▸ QUÉ HARÁS:
- A) Resume en forma de lista el párrafo del fragmento que empieza con "Si en la Edad Media", conservando sus datos principales.
- B) Reproduce el pasaje del fragmento que va desde "Si en la Edad" hasta "la Edad Media.".
::: FRAGMENTO ORIGINAL
Si en la Edad Media (s. V hasta XV) la salvación del mundo estaba en el cielo, producto de la religión, en la modernidad (s. XV hasta XVIII) estaba en la tierra, producto de la razón. En esos tiempos medievales, la vida era lanzada al futuro como promesa de salvación y de la esperanza al paraíso celestial. San Agustín y Tomás de Aquino se encargaron de librar esa cruzada contra los filósofos de la Grecia antigua que criticaban toda trascendencia. La eternidad fuera del tiempo y no el devenir configuran el espíritu del escolasticismo de la Edad Media.

Con la Ilustración, en el siglo XVIII, todo eso cambió, porque se despobló el progreso de vida eterna en el cielo y se trajo a la tierra.  El desarrollo tecnocientífico y cultural se lanzó hacia un futuro prometedor y de progreso social para los pueblos.  El progreso como proceso lineal estaba en marcha, era indetenible; ahí, la historia se convirtió en ley.  Un hecho cargado de fe en la ciencia y la razón, el positivismo de Auguste Comte, formaba parte de ese estándar del capitalismo del siglo XIX: “El espíritu positivo, en virtud de su naturaleza eminentemente relativa, es el único que puede considerar convenientemente todas las grandes épocas históricas como fase determinadas de una misma evolución fundamental, en la que cada una resulta de la precedente y prepara la siguiente según leyes invariables que fijan su participación especial en el común progreso”… ( Comte, 1980.p151).
::::::
::: DATOS GUARDADOS
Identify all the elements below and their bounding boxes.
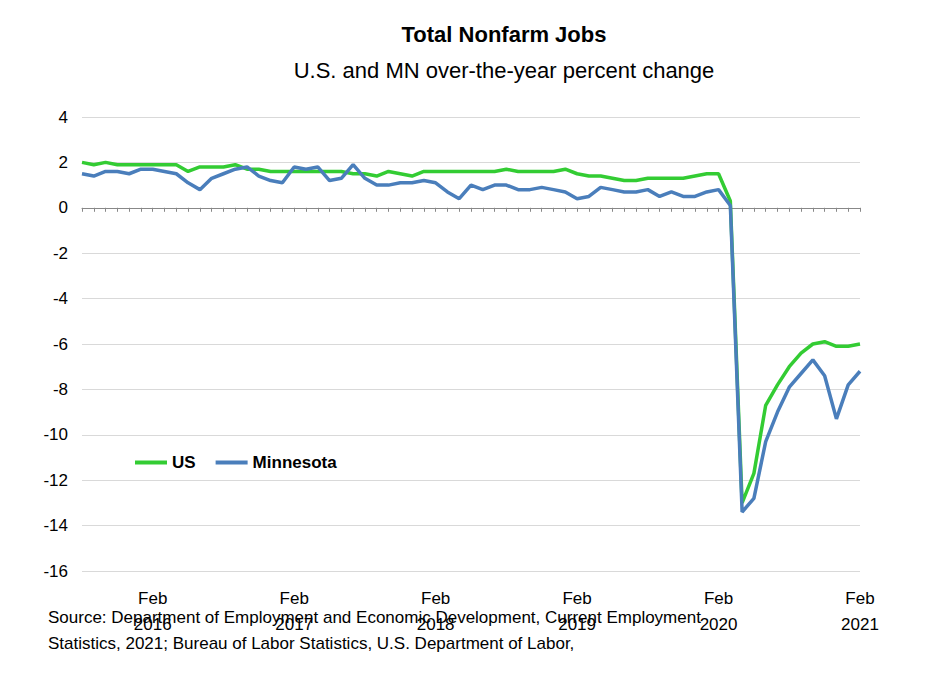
::::::
▸ RESPUESTAS POR TAREA:
- A)
- Edad Media (s. V hasta XV): la salvación del mundo estaba en el cielo, producto de la religión. La vida se lanzaba al futuro como promesa de salvación y esperanza del paraíso celestial.
- Modernidad (s. XV hasta XVIII): la salvación estaba en la tierra, producto de la razón.
- San Agustín y Tomás de Aquino libraron una cruzada contra los filósofos de la Grecia antigua que criticaban toda trascendencia.
- El espíritu del escolasticismo medieval lo configuraban la eternidad fuera del tiempo y no el devenir.

- B)
Si en la Edad Media (s. V hasta XV) la salvación del mundo estaba en el cielo, producto de la religión, en la modernidad (s. XV hasta XVIII) estaba en la tierra, producto de la razón. En esos tiempos medievales, la vida era lanzada al futuro como promesa de salvación y de la esperanza al paraíso celestial. San Agustín y Tomás de Aquino se encargaron de librar esa cruzada contra los filósofos de la Grecia antigua que criticaban toda trascendencia. La eternidad fuera del tiempo y no el devenir configuran el espíritu del escolasticismo de la Edad Media.